Could you continue the transcript about Brother Yusuf, Baba Chuck and Durham's Black arts community, picking up right after its last line?

- [Text for analysis]:

* * *

Brother Yusuf and Friends cont. (Clip): You may have seen the program earlier in the Yusuf and Friends series featuring vocalist Lisha Penson, singing arrangements written by Rachiim Sahu.

He also had the Salaam Cultural Center. You know, Salaam means peace. And that was this, kind of like, Islamic jazz club in Durham. So he wasn't just gigging and performing. He was an important member of our community. He was an icon. You know, not just in the Black Muslim community, but also just across the city, across the state, and across the country. 

Musical Interlude: Brother Yusuf and Friends

And so there's another guy, Chuck Davis, Baba Chuck, who is the founder of the African-American dance ensemble. This is a dance troupe that is plucking kids out the hood to teach them African dance and then taking them to Senegal, taking them to Cuba back when that was illegal, you know what I mean? Taking them to Haiti. To expose these kids, not only to their Pan-African heritage, but to connect them with their roots.

Baba Chuck interview (Clip): From that point, it was my career.

Elena: This is Baba Chuck.

Baba Chuck interview cont. (Clip): Because up to that point, I was planning to be a nurse. I was studying nursing. And then, grease paint into the blood. More about my heritage and the traditions which belonged to me as an individual began to surface. And I began to realize that my history was long, rich, intense, and that people across the universe were using the cultures from Africa to move forward in all people except Black people. And I wanted to do my part to say, look, what we have is beyond the boundaries, and we cannot buttonhole ourselves. 

Pierce: So I always saw the artist as instrumental in holding space for community and as a public servant. And, um, it felt very natural for me when I started performing, not only to write lyrics that talk about social situations and the conditions, especially the situations Black people are in. So I was there lyrically, I was there creatively, but I was also there politically.

* * *

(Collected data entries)

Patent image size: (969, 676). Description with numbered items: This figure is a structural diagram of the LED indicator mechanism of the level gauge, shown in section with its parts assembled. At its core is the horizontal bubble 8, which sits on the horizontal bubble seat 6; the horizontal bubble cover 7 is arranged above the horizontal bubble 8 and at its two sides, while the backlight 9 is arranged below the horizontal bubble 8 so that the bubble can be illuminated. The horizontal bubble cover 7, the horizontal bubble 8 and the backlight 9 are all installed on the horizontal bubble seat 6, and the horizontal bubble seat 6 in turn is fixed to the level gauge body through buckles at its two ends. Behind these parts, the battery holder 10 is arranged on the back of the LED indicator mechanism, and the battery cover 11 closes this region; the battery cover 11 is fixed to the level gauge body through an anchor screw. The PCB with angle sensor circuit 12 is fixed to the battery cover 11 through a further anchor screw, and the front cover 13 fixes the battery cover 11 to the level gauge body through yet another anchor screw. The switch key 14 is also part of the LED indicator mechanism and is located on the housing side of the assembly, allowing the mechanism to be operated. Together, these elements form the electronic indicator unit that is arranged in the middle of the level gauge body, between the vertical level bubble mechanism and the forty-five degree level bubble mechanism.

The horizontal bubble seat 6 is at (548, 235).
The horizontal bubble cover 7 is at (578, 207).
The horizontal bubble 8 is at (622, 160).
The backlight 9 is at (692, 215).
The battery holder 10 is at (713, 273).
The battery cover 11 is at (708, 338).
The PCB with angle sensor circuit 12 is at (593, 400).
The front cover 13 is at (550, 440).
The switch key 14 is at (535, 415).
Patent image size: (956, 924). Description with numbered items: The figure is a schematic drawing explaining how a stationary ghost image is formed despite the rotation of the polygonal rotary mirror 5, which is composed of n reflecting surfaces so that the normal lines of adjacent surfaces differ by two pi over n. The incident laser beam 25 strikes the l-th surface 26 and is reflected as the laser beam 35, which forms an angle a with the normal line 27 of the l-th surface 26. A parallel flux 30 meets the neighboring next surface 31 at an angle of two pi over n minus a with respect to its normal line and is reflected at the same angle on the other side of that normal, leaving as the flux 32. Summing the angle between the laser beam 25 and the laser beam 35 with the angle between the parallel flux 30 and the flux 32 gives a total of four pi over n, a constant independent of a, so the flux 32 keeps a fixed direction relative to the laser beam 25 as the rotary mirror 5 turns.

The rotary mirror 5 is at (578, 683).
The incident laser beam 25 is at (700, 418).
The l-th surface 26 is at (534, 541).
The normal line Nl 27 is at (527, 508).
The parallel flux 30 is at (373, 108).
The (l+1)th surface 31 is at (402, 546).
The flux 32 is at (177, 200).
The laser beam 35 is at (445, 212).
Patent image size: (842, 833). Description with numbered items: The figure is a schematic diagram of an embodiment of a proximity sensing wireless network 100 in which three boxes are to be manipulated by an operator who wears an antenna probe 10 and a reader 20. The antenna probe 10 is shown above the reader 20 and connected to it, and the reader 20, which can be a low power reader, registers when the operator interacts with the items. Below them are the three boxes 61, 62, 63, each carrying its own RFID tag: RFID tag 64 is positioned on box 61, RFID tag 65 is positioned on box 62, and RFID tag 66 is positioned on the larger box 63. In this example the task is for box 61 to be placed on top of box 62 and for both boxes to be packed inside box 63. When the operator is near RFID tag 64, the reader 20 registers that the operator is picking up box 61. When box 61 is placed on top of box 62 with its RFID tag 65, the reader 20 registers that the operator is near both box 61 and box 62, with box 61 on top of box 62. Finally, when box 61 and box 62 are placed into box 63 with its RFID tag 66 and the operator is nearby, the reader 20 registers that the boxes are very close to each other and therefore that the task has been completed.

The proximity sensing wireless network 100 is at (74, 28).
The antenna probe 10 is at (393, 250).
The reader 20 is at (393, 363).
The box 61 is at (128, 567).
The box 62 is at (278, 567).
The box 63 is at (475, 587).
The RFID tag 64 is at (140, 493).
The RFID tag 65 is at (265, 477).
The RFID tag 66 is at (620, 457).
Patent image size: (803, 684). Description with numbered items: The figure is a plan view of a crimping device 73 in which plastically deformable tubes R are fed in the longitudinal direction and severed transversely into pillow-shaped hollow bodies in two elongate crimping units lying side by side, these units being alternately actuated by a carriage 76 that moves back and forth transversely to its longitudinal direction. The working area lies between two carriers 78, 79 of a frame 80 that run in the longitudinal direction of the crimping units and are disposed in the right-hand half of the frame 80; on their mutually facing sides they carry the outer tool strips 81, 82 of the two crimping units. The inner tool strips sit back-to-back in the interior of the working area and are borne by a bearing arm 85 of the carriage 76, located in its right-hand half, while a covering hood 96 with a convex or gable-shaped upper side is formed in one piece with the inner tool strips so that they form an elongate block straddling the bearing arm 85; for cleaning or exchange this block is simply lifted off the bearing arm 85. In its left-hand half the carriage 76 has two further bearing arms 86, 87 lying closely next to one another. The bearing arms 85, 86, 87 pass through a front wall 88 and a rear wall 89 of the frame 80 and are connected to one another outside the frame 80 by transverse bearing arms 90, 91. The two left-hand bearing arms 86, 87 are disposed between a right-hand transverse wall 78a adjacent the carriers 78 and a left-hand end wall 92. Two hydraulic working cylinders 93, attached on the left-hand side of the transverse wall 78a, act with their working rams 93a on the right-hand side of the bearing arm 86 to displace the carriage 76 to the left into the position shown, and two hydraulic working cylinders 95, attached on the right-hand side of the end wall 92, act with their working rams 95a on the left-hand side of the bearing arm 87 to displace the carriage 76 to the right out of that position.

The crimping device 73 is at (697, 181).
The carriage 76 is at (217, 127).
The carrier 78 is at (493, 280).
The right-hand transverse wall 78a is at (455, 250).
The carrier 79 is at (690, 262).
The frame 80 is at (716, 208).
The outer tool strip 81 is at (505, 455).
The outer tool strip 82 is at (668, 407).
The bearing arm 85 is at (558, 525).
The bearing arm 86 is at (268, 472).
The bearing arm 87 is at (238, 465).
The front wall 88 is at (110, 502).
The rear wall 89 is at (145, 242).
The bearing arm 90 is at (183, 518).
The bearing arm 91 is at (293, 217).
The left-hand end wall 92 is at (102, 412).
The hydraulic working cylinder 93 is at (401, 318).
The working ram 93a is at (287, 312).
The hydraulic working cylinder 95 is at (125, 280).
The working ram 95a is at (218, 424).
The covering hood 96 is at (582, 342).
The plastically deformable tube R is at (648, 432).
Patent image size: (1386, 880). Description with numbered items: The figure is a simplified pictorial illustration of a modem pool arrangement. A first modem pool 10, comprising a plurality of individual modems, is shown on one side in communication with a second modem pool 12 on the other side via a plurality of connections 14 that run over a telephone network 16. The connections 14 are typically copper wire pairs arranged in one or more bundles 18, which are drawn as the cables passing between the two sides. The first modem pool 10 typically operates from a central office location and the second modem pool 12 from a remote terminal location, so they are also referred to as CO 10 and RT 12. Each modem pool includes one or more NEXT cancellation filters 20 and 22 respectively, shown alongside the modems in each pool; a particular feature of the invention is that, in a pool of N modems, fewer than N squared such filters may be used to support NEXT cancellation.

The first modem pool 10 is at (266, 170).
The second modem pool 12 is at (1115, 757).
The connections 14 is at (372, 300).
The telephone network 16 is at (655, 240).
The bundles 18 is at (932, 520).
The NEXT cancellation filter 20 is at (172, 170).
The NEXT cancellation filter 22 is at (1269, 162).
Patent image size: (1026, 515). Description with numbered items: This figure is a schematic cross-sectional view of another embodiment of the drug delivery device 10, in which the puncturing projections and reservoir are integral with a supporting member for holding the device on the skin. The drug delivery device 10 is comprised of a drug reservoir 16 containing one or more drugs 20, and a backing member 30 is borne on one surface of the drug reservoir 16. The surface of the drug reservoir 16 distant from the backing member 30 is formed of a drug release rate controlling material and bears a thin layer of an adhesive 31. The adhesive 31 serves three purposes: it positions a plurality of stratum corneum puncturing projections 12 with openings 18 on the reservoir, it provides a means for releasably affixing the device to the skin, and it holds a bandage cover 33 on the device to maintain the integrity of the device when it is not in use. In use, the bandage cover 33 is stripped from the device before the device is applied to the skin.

* * *

- [Written reply]:
Pierce Freelon (clip from 2015 MLK Speech): Now, artists have always been at the vanguard of social movements. We are often burdened with the responsibility of stating the obvious. 

Elena: So in this clip, which was taken from a keynote speech you gave honoring Dr. Martin Luther King, Jr., you say that “artists have always been burdened with the social responsibility of stating the obvious.” 

Pierce Freelon (clip from 2015 MLK Speech): Whether it’s Billie Holiday’s indictment of Black bodies swinging from trees like Strange Fruit, Nina Simone’s very blunt -- and excuse my French in church -- Mississippi Goddamn, or Sweet Honey in the Rock, whose music provided a soundtrack to the civil rights movement...

Elena: So I'm interested in the use of the word “burden” here. What are your feelings about the responsibilities often placed on artists or taken up by artists, in movements for social and political transformation, especially for artists of color? 

Pierce: Yeah. Well, the reason it's a burden is because we shouldn't need to say it. It's basic. You know what I mean? When an enslaved African penned the spiritual “Oh Freedom,” and they said “before I be a slave, I'll be buried in my grave.” You know, that's basic to us now. We know that people shouldn't be enslaved. But at the time, to say that could have gotten you killed, you know, because some people didn't quite get it. And so then it becomes a burden to have to articulate our own humanity as a labor for people that don't see that you're a human being. 

So Billie Holiday was burdened by Strange Fruit. Yes, it was important for her to sing that song. But the reason it's a burden is because Billie Holiday was known for singing love songs. And when she came out with Strange Fruit, Columbia said, hell, nah. And she had to go find another label to put it out through. Same thing happened to Marvin Gaye when he tried to release What's Going On through Motown. Like, Barry Gordy was like, hell nah. Keep making these ladies swoon. I am not paying you to, to make protest songs.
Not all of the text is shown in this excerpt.